- _Stored items_
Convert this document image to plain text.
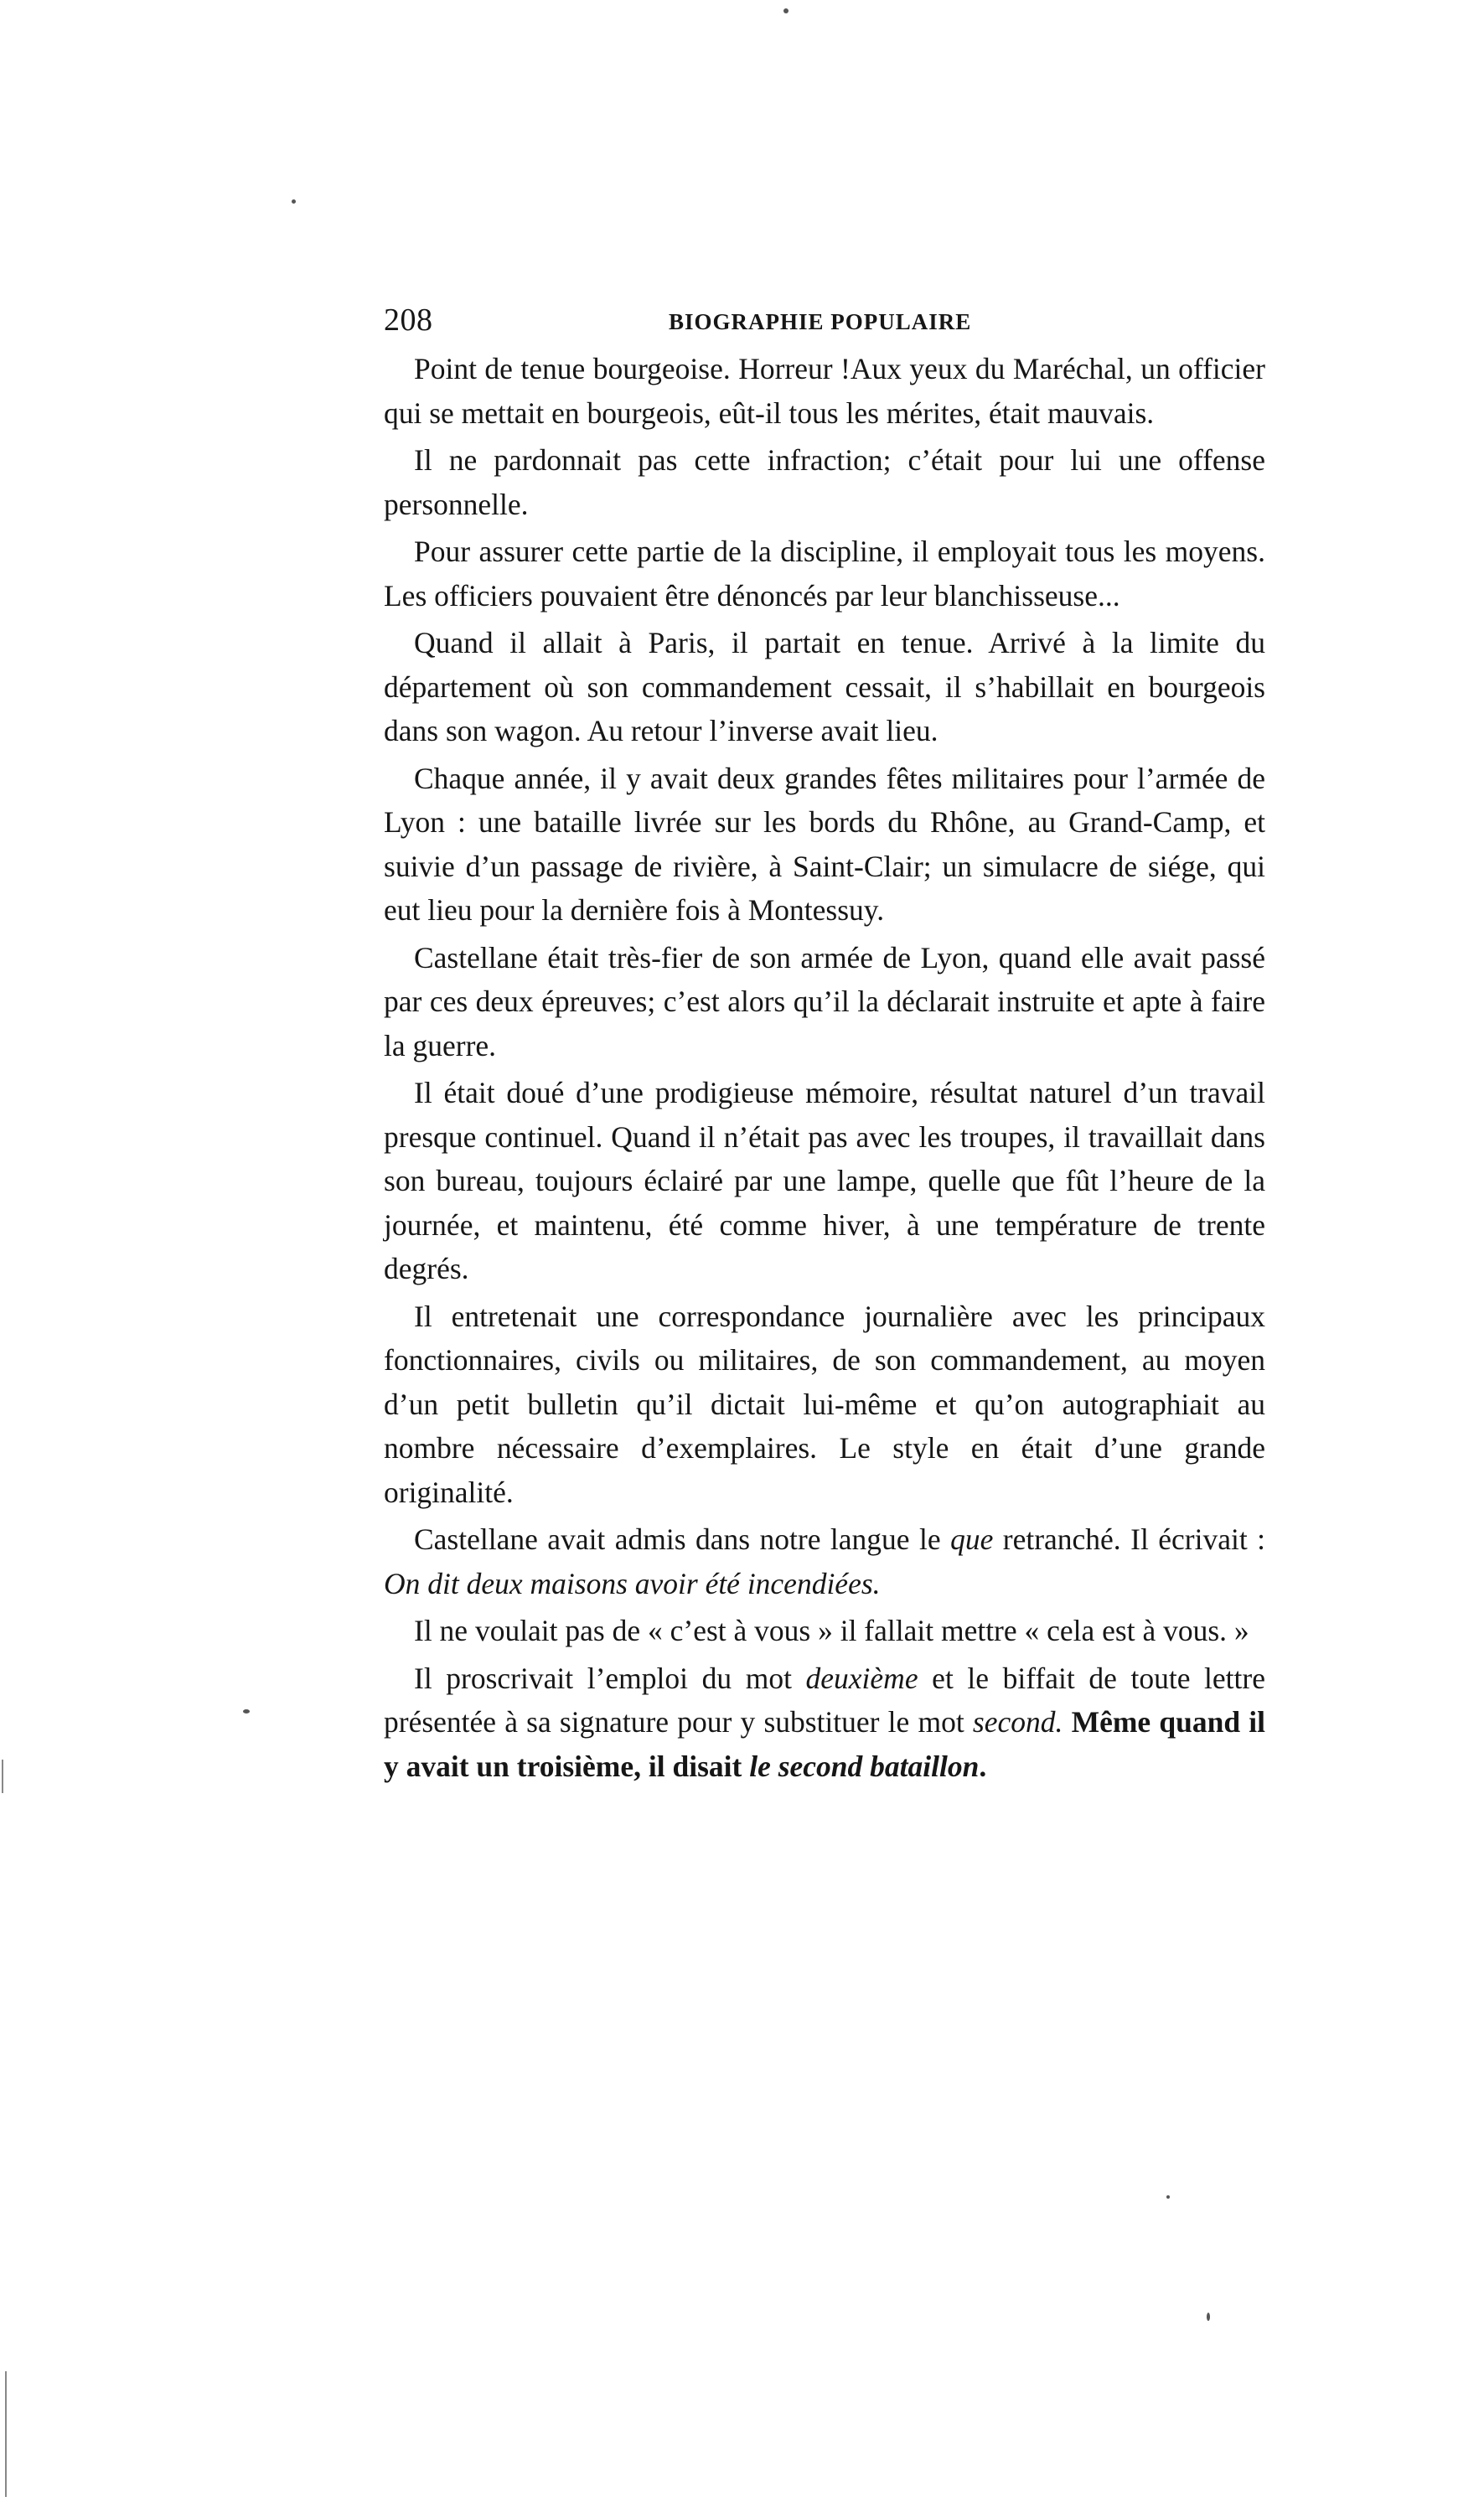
208	BIOGRAPHIE POPULAIRE

Point de tenue bourgeoise. Horreur !Aux yeux du Maréchal, un officier qui se mettait en bourgeois, eût-il tous les mérites, était mauvais.

Il ne pardonnait pas cette infraction; c’était pour lui une offense personnelle.

Pour assurer cette partie de la discipline, il employait tous les moyens. Les officiers pouvaient être dénoncés par leur blanchisseuse...

Quand il allait à Paris, il partait en tenue. Arrivé à la limite du département où son commandement cessait, il s’habillait en bourgeois dans son wagon. Au retour l’inverse avait lieu.

Chaque année, il y avait deux grandes fêtes militaires pour l’armée de Lyon : une bataille livrée sur les bords du Rhône, au Grand-Camp, et suivie d’un passage de rivière, à Saint-Clair; un simulacre de siége, qui eut lieu pour la dernière fois à Montessuy.

Castellane était très-fier de son armée de Lyon, quand elle avait passé par ces deux épreuves; c’est alors qu’il la déclarait instruite et apte à faire la guerre.

Il était doué d’une prodigieuse mémoire, résultat naturel d’un travail presque continuel. Quand il n’était pas avec les troupes, il travaillait dans son bureau, toujours éclairé par une lampe, quelle que fût l’heure de la journée, et maintenu, été comme hiver, à une température de trente degrés.

Il entretenait une correspondance journalière avec les principaux fonctionnaires, civils ou militaires, de son commandement, au moyen d’un petit bulletin qu’il dictait lui-même et qu’on autographiait au nombre nécessaire d’exemplaires. Le style en était d’une grande originalité.

Castellane avait admis dans notre langue le que retranché. Il écrivait : On dit deux maisons avoir été incendiées.

Il ne voulait pas de « c’est à vous » il fallait mettre « cela est à vous. »

Il proscrivait l’emploi du mot deuxième et le biffait de toute lettre présentée à sa signature pour y substituer le mot second. Même quand il y avait un troisième, il disait le second bataillon.
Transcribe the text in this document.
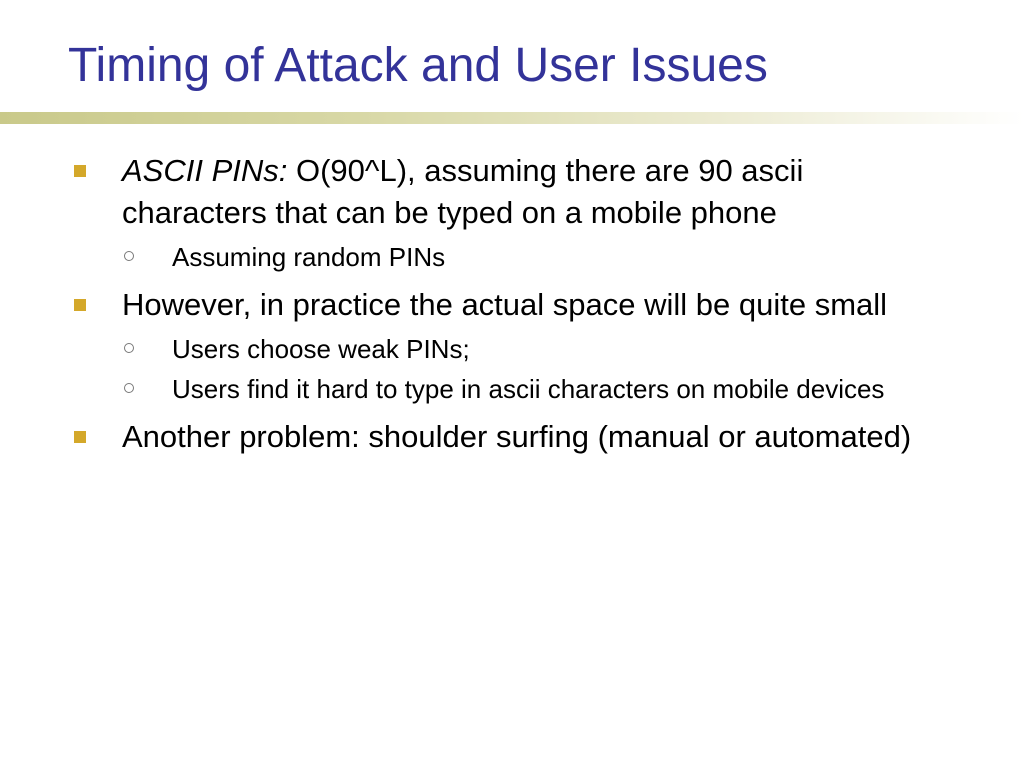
Timing of Attack and User Issues
ASCII PINs: O(90^L), assuming there are 90 ascii characters that can be typed on a mobile phone
Assuming random PINs
However, in practice the actual space will be quite small
Users choose weak PINs;
Users find it hard to type in ascii characters on mobile devices
Another problem: shoulder surfing (manual or automated)
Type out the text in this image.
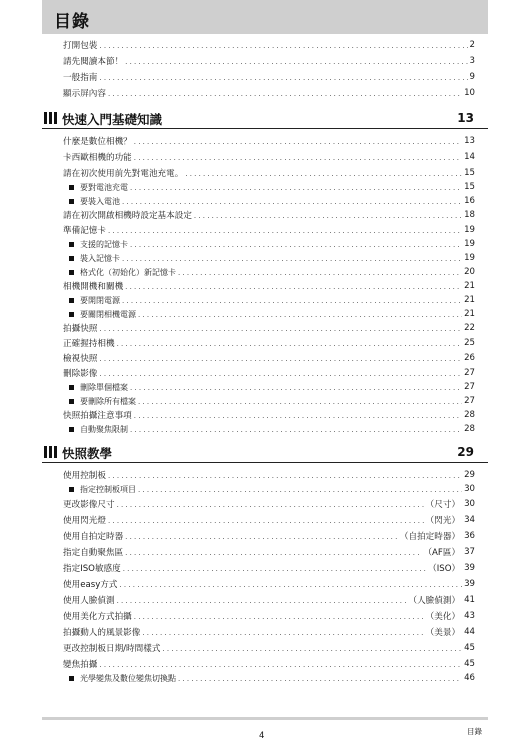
目錄
打開包裝 .....	2
請先閱讀本節！ .....	3
一般指南 .....	9
顯示屏內容 .....	10
快速入門基礎知識	13
什麼是數位相機？ .....	13
卡西歐相機的功能 .....	14
請在初次使用前先對電池充電。 .....	15
要對電池充電 .....	15
要裝入電池 .....	16
請在初次開啟相機時設定基本設定 .....	18
準備記憶卡 .....	19
支援的記憶卡 .....	19
裝入記憶卡 .....	19
格式化（初始化）新記憶卡 .....	20
相機開機和關機 .....	21
要開閉電源 .....	21
要關閉相機電源 .....	21
拍攝快照 .....	22
正確握持相機 .....	25
檢視快照 .....	26
刪除影像 .....	27
刪除單個檔案 .....	27
要刪除所有檔案 .....	27
快照拍攝注意事項 .....	28
自動聚焦限制 .....	28
快照教學	29
使用控制板 .....	29
指定控制板項目 .....	30
更改影像尺寸 .....	（尺寸） 30
使用閃光燈 .....	（閃光） 34
使用自拍定時器 .....	（自拍定時器） 36
指定自動聚焦區 .....	（AF區） 37
指定ISO敏感度 .....	（ISO） 39
使用easy方式 .....	39
使用人臉偵測 .....	（人臉偵測） 41
使用美化方式拍攝 .....	（美化） 43
拍攝動人的風景影像 .....	（美景） 44
更改控制板日期/時間樣式 .....	45
變焦拍攝 .....	45
光學變焦及數位變焦切換點 .....	46
4	目錄
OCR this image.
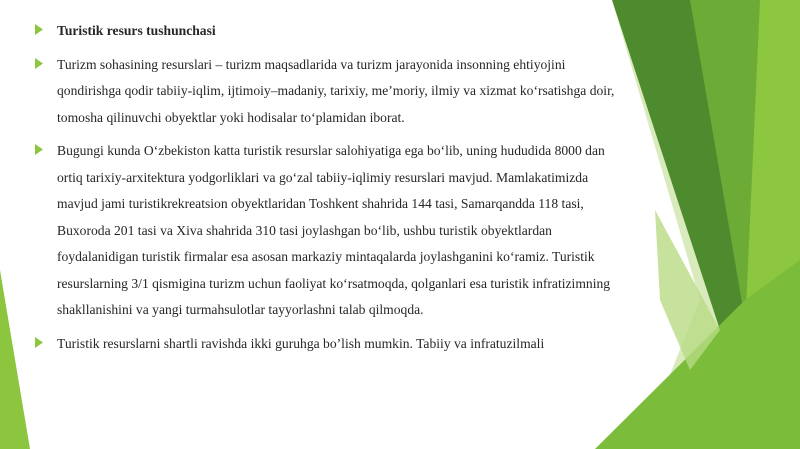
Turistik resurs tushunchasi
Turizm sohasining resurslari – turizm maqsadlarida va turizm jarayonida insonning ehtiyojini qondirishga qodir tabiiy-iqlim, ijtimoiy–madaniy, tarixiy, me’moriy, ilmiy va xizmat ko‘rsatishga doir, tomosha qilinuvchi obyektlar yoki hodisalar to‘plamidan iborat.
Bugungi kunda O‘zbekiston katta turistik resurslar salohiyatiga ega bo‘lib, uning hududida 8000 dan ortiq tarixiy-arxitektura yodgorliklari va go‘zal tabiiy-iqlimiy resurslari mavjud. Mamlakatimizda mavjud jami turistikrekreatsion obyektlaridan Toshkent shahrida 144 tasi, Samarqandda 118 tasi, Buxoroda 201 tasi va Xiva shahrida 310 tasi joylashgan bo‘lib, ushbu turistik obyektlardan foydalanidigan turistik firmalar esa asosan markaziy mintaqalarda joylashganini ko‘ramiz. Turistik resurslarning 3/1 qismigina turizm uchun faoliyat ko‘rsatmoqda, qolganlari esa turistik infratizimning shakllanishini va yangi turmahsulotlar tayyorlashni talab qilmoqda.
Turistik resurslarni shartli ravishda ikki guruhga bo’lish mumkin. Tabiiy va infratuzilmali
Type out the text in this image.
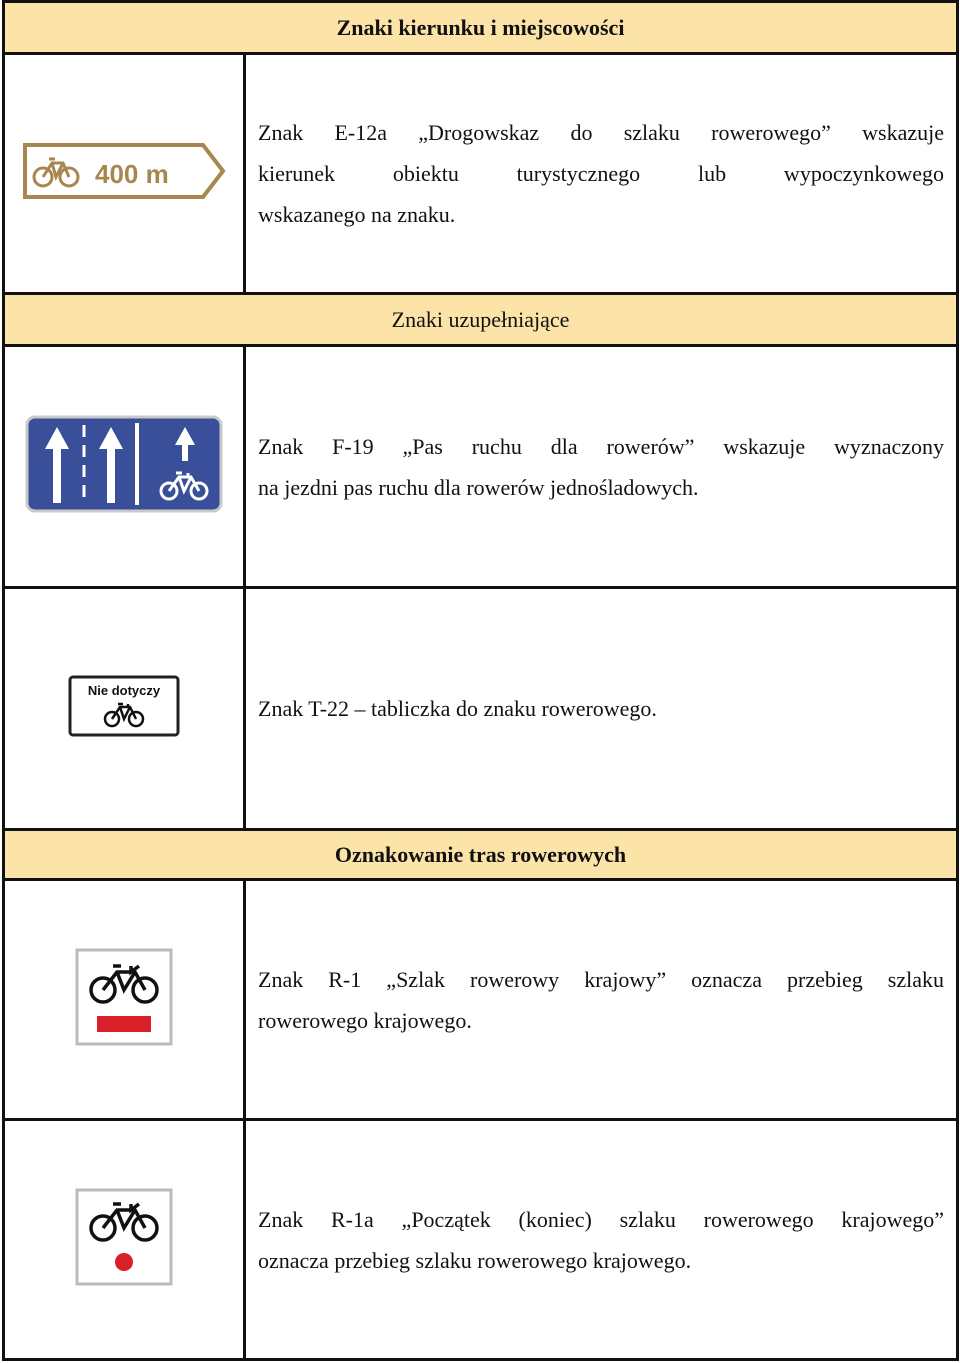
Znaki kierunku i miejscowości	

400 m	Znak E-12a „Drogowskaz do szlaku rowerowego” wskazuje
kierunek obiektu turystycznego lub wypoczynkowego
wskazanego na znaku.

Znaki uzupełniające	

Znak F-19 „Pas ruchu dla rowerów” wskazuje wyznaczony
na jezdni pas ruchu dla rowerów jednośladowych.

Nie dotyczy	Znak T-22 – tabliczka do znaku rowerowego.

Oznakowanie tras rowerowych	

Znak R-1 „Szlak rowerowy krajowy” oznacza przebieg szlaku
rowerowego krajowego.

Znak R-1a „Początek (koniec) szlaku rowerowego krajowego”
oznacza przebieg szlaku rowerowego krajowego.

- _TASK BRIEF_
Copy each line of the records that contains the word "cette".

- _OUTPUT BELOW_
Il ne pardonnait pas cette infraction; c’était pour lui une offense personnelle.
Pour assurer cette partie de la discipline, il employait tous les moyens. Les officiers pouvaient être dénoncés par leur blanchisseuse...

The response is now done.